§ INSTRUCCIONES DE LA TAREA
¿De qué obra de Teresa Martín Taffarel procede la cita que aparece en el extracto sobre la escritura y la lectura?

10 de agosto de 2016

Desvaríos sobre la escritura, la lectura, su concomitancia y otros menesteres (1)

El escritor se encuentra solo en una habitación (o en la mesa de un bar, o en el banco de una plaza, o en donde quiera que sea). Desempolva sus musas, baraja sus recuerdos, imagina su mañana; circunda todo su mundo con pequeñas maquinaciones destinadas a apresar la belleza. Atrapa al vuelo algunas palabras que revolotean en su cabeza y sopesa figuradamente en una y otra mano la gravedad de las mismas. Las mastica, las rumia, las deglute. Titubea, dilucida, se decide. Y escribe, escribe con la pretensión de cartografiar la eternidad. Limpia de adjetivos y retórica al sustantivo austero que rechaza ornatos sensibleros, o transforma a la oración en un párrafo inerte, álgido, sin el motor del verbo. Las palabras se unen tratando de establecer un corpus que se acerque lo más posible al pensamiento, al sentimiento, buscando a la vez afanosamente crear lo inolvidable, lo sublime; aquello que, cuando el hipotético lector aparte la vista del texto, lo haga fijar su vista en el infinito. O tal vez con la intención de concebir aquel párrafo insospechado que se introduzca en la memoria colectiva para hacerlo triunfar alegóricamente sobre la muerte. Es el arte de escribir, el nacimiento de la literatura y, con ella, la materialización del misterio, del hechizo, de la fascinación.
Dice la licenciada en Filología Hispánica y escritora argentina Teresa Martín Taffarel (1934) en su obra “El tejido del cuento”: “Desde los tiempos más remotos de que se tienen noticias, el arte de contar ha acompañado al ser humano, y es difícil determinar en qué época o en qué lugar concreto nacieron las primeras historias que todavía se cuentan. Los hilos de la narración se entrelazan con los hilos de la vida, y en el transcurso de los siglos el antiguo arte de narrar vive y perdura”. Así, tal como afirmaba Roland Barthes (1915-1980), efectivamente “innumerables son los relatos del mundo”. En “Le degré zéro de l’ecriture” (El grado cero de la escritura), el semiólogo francés agregaba que “la escritura está encargada de unir con un solo trazo la realidad de los actos y la idealidad de los fines”. Esto implica que las obras literarias no tienen un significado fijo sino que son generadoras de múltiples representaciones posibles. La verdad (en su acepción epistemológica, claro) y la literatura tienen puntos en contacto, y es a la búsqueda de ese nexo que un escritor construye sus propios mundos. Cuando lo logra, la literatura deviene en ejercicio personal y plural al mismo tiempo, ya que será un revelador acceso a esa tácita vinculación entre el escritor y el lector.

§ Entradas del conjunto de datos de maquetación
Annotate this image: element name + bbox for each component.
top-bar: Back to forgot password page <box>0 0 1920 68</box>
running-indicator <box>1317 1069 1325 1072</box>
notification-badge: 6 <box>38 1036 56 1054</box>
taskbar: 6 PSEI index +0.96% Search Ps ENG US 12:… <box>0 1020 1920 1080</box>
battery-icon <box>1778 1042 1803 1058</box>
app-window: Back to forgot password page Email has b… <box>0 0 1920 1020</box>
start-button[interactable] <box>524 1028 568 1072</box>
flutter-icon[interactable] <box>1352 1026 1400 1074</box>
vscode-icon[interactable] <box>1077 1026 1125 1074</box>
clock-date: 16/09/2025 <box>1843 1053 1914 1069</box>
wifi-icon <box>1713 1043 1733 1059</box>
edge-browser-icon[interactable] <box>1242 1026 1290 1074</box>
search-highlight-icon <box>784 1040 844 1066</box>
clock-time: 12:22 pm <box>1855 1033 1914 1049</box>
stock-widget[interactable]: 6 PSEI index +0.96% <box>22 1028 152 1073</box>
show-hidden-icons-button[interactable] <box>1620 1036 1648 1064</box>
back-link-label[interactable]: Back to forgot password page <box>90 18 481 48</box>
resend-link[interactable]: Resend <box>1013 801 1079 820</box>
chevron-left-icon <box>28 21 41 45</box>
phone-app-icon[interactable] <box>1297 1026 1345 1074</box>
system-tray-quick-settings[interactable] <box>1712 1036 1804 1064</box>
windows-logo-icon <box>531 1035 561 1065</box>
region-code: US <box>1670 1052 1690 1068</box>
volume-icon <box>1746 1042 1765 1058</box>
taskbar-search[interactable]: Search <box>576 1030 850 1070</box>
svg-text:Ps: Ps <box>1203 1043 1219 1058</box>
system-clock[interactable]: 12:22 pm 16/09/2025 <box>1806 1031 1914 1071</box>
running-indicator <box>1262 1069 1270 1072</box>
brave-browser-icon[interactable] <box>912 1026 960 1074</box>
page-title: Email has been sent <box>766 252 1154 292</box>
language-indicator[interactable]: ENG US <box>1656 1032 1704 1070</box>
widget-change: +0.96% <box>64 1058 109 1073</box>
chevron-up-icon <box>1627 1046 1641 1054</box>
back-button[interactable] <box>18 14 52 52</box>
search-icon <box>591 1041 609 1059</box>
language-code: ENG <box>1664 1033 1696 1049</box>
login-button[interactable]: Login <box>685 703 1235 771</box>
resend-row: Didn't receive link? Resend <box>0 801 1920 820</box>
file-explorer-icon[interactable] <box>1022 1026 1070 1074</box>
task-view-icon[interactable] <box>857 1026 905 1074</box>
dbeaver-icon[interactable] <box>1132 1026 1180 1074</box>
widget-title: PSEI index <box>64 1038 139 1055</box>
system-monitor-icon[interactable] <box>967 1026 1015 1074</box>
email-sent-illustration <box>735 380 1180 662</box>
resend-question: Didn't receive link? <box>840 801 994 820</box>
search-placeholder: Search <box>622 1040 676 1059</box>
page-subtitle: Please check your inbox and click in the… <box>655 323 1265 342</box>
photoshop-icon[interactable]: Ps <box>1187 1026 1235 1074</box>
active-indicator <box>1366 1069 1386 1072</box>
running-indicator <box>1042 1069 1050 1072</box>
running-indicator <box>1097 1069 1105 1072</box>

§ RESPUESTA ESCRITA
De «El tejido del cuento».